-- start INFORMATION SHOWN --

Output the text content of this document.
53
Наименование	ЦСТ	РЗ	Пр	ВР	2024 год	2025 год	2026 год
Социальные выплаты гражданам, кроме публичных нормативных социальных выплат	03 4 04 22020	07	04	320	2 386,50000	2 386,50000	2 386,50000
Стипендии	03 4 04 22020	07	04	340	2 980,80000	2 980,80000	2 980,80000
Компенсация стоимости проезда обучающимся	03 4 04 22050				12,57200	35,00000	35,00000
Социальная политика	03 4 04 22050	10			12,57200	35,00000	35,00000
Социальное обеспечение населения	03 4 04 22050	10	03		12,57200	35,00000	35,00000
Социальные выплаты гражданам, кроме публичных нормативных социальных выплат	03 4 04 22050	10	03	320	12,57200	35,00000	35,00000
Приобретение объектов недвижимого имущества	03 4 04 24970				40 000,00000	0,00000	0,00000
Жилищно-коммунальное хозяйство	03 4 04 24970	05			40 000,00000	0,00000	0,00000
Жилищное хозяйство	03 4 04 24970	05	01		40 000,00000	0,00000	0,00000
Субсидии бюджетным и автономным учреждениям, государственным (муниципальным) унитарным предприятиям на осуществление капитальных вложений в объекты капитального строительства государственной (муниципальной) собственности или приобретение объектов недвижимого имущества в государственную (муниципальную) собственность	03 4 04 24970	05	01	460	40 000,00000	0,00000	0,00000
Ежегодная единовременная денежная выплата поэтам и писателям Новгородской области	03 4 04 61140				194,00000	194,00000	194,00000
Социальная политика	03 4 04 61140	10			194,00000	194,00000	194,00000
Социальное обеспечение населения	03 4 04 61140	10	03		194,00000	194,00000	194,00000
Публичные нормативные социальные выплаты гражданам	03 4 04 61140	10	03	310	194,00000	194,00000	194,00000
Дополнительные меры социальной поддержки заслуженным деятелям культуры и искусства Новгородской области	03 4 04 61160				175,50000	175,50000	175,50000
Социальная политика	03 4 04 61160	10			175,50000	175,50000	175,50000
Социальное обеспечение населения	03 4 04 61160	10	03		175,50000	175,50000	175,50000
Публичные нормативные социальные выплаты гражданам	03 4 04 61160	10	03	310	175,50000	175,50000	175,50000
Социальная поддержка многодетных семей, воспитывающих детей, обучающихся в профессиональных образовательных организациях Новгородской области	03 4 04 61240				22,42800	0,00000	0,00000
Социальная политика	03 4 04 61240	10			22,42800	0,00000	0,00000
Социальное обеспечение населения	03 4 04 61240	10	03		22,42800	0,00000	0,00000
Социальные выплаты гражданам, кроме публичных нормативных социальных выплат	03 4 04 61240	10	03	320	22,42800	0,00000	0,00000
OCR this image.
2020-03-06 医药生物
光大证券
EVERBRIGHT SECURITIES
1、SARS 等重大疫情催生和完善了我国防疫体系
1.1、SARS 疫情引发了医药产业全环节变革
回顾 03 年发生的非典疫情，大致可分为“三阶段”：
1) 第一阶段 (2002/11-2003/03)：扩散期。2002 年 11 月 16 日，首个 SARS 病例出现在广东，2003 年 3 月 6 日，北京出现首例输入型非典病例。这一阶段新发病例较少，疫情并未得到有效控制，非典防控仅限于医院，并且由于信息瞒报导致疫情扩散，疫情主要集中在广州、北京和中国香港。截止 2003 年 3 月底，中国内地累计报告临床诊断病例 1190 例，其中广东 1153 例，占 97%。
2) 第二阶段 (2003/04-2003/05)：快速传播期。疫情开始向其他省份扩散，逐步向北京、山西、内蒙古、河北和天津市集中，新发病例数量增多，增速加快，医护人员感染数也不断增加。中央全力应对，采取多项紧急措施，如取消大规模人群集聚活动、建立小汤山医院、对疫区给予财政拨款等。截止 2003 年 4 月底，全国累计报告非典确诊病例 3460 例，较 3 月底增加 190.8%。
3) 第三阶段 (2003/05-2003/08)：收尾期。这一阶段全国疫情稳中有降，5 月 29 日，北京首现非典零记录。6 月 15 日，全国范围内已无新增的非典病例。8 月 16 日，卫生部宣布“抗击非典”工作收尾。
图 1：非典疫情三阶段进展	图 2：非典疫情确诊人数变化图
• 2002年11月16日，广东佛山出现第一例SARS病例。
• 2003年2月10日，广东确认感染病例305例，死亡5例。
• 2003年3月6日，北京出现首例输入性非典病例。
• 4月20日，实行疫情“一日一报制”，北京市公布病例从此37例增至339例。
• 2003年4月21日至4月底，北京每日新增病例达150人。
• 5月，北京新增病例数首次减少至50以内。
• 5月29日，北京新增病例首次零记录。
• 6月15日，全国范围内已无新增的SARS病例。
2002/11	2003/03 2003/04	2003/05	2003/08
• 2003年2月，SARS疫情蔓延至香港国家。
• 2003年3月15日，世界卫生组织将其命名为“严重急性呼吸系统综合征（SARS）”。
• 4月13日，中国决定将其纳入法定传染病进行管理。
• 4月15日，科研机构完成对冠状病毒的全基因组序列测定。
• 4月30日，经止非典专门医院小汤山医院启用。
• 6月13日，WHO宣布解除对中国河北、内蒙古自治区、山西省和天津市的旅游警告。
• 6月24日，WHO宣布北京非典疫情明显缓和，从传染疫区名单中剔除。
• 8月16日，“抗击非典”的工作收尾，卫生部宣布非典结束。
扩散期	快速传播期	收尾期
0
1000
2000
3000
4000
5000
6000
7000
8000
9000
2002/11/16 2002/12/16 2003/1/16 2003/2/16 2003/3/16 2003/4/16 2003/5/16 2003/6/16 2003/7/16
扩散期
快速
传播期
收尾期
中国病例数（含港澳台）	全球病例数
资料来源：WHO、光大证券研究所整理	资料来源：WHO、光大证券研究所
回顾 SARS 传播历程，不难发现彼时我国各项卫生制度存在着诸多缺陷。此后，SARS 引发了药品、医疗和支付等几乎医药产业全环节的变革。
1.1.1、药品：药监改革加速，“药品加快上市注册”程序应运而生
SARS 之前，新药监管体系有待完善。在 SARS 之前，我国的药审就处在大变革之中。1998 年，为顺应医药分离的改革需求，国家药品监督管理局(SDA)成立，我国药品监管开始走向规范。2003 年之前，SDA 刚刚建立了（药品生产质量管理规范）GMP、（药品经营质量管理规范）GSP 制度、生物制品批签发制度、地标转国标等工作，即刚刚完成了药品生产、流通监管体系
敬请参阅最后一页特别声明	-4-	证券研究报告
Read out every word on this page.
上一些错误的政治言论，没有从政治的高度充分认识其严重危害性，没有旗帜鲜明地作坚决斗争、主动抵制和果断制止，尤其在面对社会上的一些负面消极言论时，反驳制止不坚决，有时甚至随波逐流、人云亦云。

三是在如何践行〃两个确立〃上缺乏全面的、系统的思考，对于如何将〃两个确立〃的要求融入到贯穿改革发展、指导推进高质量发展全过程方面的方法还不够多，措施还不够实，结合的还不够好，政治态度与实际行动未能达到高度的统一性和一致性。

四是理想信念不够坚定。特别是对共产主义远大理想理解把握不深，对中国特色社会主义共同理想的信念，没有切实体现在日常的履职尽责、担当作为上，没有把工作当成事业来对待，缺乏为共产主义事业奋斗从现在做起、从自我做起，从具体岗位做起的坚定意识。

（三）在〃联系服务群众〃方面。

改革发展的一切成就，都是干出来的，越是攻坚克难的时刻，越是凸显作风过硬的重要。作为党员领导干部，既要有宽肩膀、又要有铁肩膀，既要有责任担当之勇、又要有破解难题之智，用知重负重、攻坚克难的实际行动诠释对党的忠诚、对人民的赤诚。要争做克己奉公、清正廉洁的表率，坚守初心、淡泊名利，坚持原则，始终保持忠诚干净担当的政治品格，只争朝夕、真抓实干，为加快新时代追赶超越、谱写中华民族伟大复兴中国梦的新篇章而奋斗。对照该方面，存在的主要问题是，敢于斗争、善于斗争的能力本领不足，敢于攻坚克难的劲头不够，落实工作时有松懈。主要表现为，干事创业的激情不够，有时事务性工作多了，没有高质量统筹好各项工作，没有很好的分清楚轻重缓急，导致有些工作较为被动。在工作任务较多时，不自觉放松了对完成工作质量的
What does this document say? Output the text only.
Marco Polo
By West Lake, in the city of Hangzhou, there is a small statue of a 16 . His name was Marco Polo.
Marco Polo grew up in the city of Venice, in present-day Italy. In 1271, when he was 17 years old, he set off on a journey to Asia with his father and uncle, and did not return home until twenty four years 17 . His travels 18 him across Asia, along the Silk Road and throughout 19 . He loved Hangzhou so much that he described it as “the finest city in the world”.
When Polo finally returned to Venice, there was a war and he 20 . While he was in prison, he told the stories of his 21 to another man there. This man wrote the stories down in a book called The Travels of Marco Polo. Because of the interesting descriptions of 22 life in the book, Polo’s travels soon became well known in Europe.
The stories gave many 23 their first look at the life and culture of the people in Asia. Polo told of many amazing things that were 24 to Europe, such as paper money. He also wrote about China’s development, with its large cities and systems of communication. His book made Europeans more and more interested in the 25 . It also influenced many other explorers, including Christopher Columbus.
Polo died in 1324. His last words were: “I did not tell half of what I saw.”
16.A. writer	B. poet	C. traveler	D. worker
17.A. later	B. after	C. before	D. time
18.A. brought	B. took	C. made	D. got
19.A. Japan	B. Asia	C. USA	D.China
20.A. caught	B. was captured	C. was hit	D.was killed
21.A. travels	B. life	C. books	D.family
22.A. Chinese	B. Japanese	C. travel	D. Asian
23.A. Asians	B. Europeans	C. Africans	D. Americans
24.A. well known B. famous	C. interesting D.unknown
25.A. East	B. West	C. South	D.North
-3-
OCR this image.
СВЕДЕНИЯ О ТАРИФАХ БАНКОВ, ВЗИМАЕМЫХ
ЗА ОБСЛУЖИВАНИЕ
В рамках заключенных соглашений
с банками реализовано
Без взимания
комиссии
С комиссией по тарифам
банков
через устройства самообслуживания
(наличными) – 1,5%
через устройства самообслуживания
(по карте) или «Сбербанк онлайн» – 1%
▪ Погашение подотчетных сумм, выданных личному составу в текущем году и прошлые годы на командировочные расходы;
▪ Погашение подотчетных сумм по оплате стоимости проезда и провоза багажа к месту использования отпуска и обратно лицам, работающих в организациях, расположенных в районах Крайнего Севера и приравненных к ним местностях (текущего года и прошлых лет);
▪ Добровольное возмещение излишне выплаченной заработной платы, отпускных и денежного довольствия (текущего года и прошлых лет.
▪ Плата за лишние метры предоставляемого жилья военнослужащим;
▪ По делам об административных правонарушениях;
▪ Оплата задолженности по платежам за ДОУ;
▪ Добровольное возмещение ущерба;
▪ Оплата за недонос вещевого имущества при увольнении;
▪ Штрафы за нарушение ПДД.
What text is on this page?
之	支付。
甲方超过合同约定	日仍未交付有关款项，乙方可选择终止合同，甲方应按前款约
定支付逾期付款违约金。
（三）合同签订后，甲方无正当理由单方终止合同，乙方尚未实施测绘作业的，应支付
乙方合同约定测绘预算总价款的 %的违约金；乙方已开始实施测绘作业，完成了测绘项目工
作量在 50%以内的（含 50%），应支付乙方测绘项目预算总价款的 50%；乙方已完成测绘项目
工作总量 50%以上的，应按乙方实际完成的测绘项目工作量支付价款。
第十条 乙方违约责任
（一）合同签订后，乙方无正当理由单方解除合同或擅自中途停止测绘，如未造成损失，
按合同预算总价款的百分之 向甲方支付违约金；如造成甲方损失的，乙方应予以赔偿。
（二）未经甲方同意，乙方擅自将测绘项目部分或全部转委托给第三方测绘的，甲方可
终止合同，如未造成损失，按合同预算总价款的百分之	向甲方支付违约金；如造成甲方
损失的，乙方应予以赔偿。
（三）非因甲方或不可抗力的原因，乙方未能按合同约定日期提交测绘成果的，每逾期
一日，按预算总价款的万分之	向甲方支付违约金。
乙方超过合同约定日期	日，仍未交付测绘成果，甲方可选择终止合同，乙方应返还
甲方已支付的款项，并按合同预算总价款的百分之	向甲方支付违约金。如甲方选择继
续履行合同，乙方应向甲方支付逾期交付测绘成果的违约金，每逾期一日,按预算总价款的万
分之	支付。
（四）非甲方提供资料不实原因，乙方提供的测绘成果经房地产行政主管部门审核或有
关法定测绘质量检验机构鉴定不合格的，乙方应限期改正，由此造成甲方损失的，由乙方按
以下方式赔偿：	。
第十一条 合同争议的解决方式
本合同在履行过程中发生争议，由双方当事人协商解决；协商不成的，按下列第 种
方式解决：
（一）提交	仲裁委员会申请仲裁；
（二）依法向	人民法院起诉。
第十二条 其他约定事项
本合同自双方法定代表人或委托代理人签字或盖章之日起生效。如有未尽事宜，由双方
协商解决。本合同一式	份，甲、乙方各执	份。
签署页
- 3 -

-- end INFORMATION SHOWN --

### YOUR TASK
Pick out every line above that contains the word "политика" and copy it.

### FULL SOLUTION
Социальная политика	03 4 04 22050	10			12,57200	35,00000	35,00000
Социальная политика	03 4 04 61140	10			194,00000	194,00000	194,00000
Социальная политика	03 4 04 61160	10			175,50000	175,50000	175,50000
Социальная политика	03 4 04 61240	10			22,42800	0,00000	0,00000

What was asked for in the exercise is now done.